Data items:
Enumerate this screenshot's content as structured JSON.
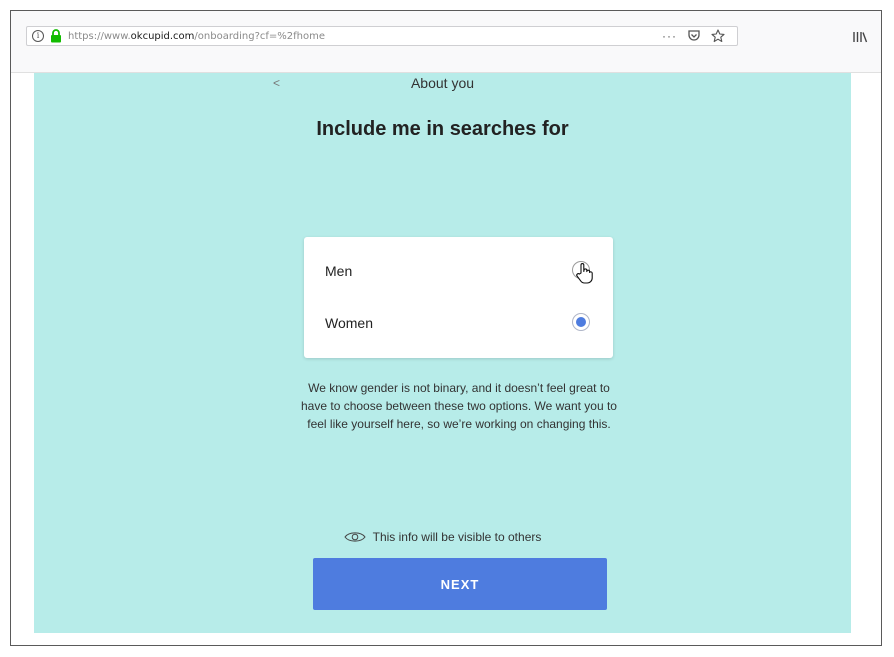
{
  "browser": {
    "url_prefix": "https://www.",
    "url_host": "okcupid.com",
    "url_path": "/onboarding?cf=%2fhome",
    "more_label": "···",
    "icons": {
      "info": "info-icon",
      "lock": "lock-icon",
      "more": "more-icon",
      "pocket": "pocket-icon",
      "bookmark": "star-icon",
      "library": "library-icon"
    },
    "lock_color": "#12bc00"
  },
  "page": {
    "background": "#b7ece9",
    "back_label": "<",
    "section_title": "About you",
    "heading": "Include me in searches for",
    "options": [
      {
        "label": "Men",
        "selected": false
      },
      {
        "label": "Women",
        "selected": true
      }
    ],
    "notice": "We know gender is not binary, and it doesn’t feel great to have to choose between these two options. We want you to feel like yourself here, so we’re working on changing this.",
    "visibility_text": "This info will be visible to others",
    "next_label": "NEXT",
    "accent_color": "#4e7cdf"
  }
}
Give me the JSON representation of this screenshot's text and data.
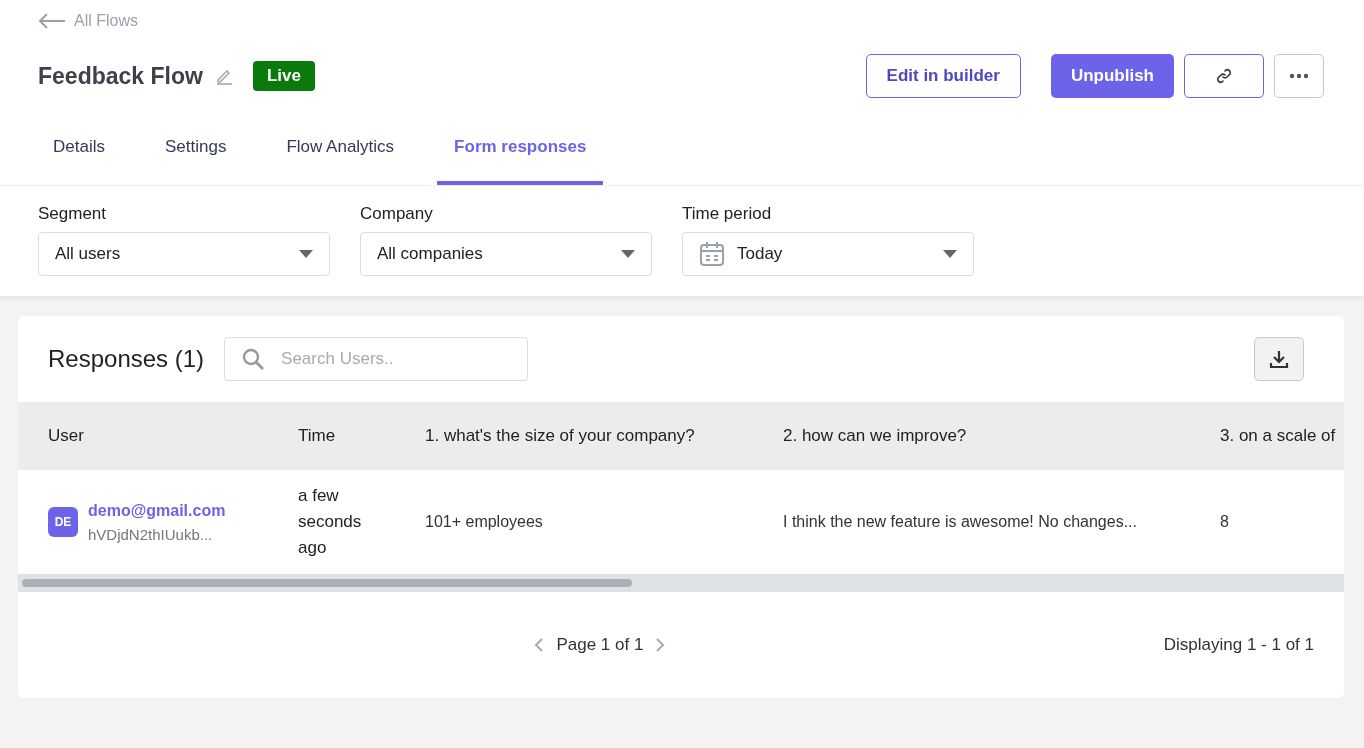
{
  "back_link": "All Flows",
  "title": "Feedback Flow",
  "status_badge": "Live",
  "actions": {
    "edit": "Edit in builder",
    "unpublish": "Unpublish"
  },
  "tabs": [
    {
      "label": "Details",
      "selected": false
    },
    {
      "label": "Settings",
      "selected": false
    },
    {
      "label": "Flow Analytics",
      "selected": false
    },
    {
      "label": "Form responses",
      "selected": true
    }
  ],
  "filters": [
    {
      "label": "Segment",
      "value": "All users",
      "kind": "plain"
    },
    {
      "label": "Company",
      "value": "All companies",
      "kind": "plain"
    },
    {
      "label": "Time period",
      "value": "Today",
      "kind": "date"
    }
  ],
  "responses": {
    "title": "Responses (1)",
    "search": {
      "placeholder": "Search Users.."
    },
    "columns": [
      "User",
      "Time",
      "1. what's the size of your company?",
      "2. how can we improve?",
      "3. on a scale of"
    ],
    "rows": [
      {
        "avatar": "DE",
        "email": "demo@gmail.com",
        "user_id": "hVDjdN2thIUukb...",
        "time": "a few seconds ago",
        "answers": [
          "101+ employees",
          "I think the new feature is awesome! No changes...",
          "8"
        ]
      }
    ],
    "pagination": "Page 1 of 1",
    "display_count": "Displaying 1 - 1 of 1"
  }
}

What is asked: Do not include images; quote all of the entries above exactly.

Expected answer:
Enumerate this screenshot's content as structured JSON.
{
  "browser": {
    "url_prefix": "https://www.",
    "url_host": "okcupid.com",
    "url_path": "/onboarding?cf=%2fhome",
    "more_label": "···",
    "icons": {
      "info": "info-icon",
      "lock": "lock-icon",
      "more": "more-icon",
      "pocket": "pocket-icon",
      "bookmark": "star-icon",
      "library": "library-icon"
    },
    "lock_color": "#12bc00"
  },
  "page": {
    "background": "#b7ece9",
    "back_label": "<",
    "section_title": "About you",
    "heading": "Include me in searches for",
    "options": [
      {
        "label": "Men",
        "selected": false
      },
      {
        "label": "Women",
        "selected": true
      }
    ],
    "notice": "We know gender is not binary, and it doesn’t feel great to have to choose between these two options. We want you to feel like yourself here, so we’re working on changing this.",
    "visibility_text": "This info will be visible to others",
    "next_label": "NEXT",
    "accent_color": "#4e7cdf"
  }
}
Give me the JSON representation of this screenshot's text and data.
{
  "back_link": "All Flows",
  "title": "Feedback Flow",
  "status_badge": "Live",
  "actions": {
    "edit": "Edit in builder",
    "unpublish": "Unpublish"
  },
  "tabs": [
    {
      "label": "Details",
      "selected": false
    },
    {
      "label": "Settings",
      "selected": false
    },
    {
      "label": "Flow Analytics",
      "selected": false
    },
    {
      "label": "Form responses",
      "selected": true
    }
  ],
  "filters": [
    {
      "label": "Segment",
      "value": "All users",
      "kind": "plain"
    },
    {
      "label": "Company",
      "value": "All companies",
      "kind": "plain"
    },
    {
      "label": "Time period",
      "value": "Today",
      "kind": "date"
    }
  ],
  "responses": {
    "title": "Responses (1)",
    "search": {
      "placeholder": "Search Users.."
    },
    "columns": [
      "User",
      "Time",
      "1. what's the size of your company?",
      "2. how can we improve?",
      "3. on a scale of"
    ],
    "rows": [
      {
        "avatar": "DE",
        "email": "demo@gmail.com",
        "user_id": "hVDjdN2thIUukb...",
        "time": "a few seconds ago",
        "answers": [
          "101+ employees",
          "I think the new feature is awesome! No changes...",
          "8"
        ]
      }
    ],
    "pagination": "Page 1 of 1",
    "display_count": "Displaying 1 - 1 of 1"
  }
}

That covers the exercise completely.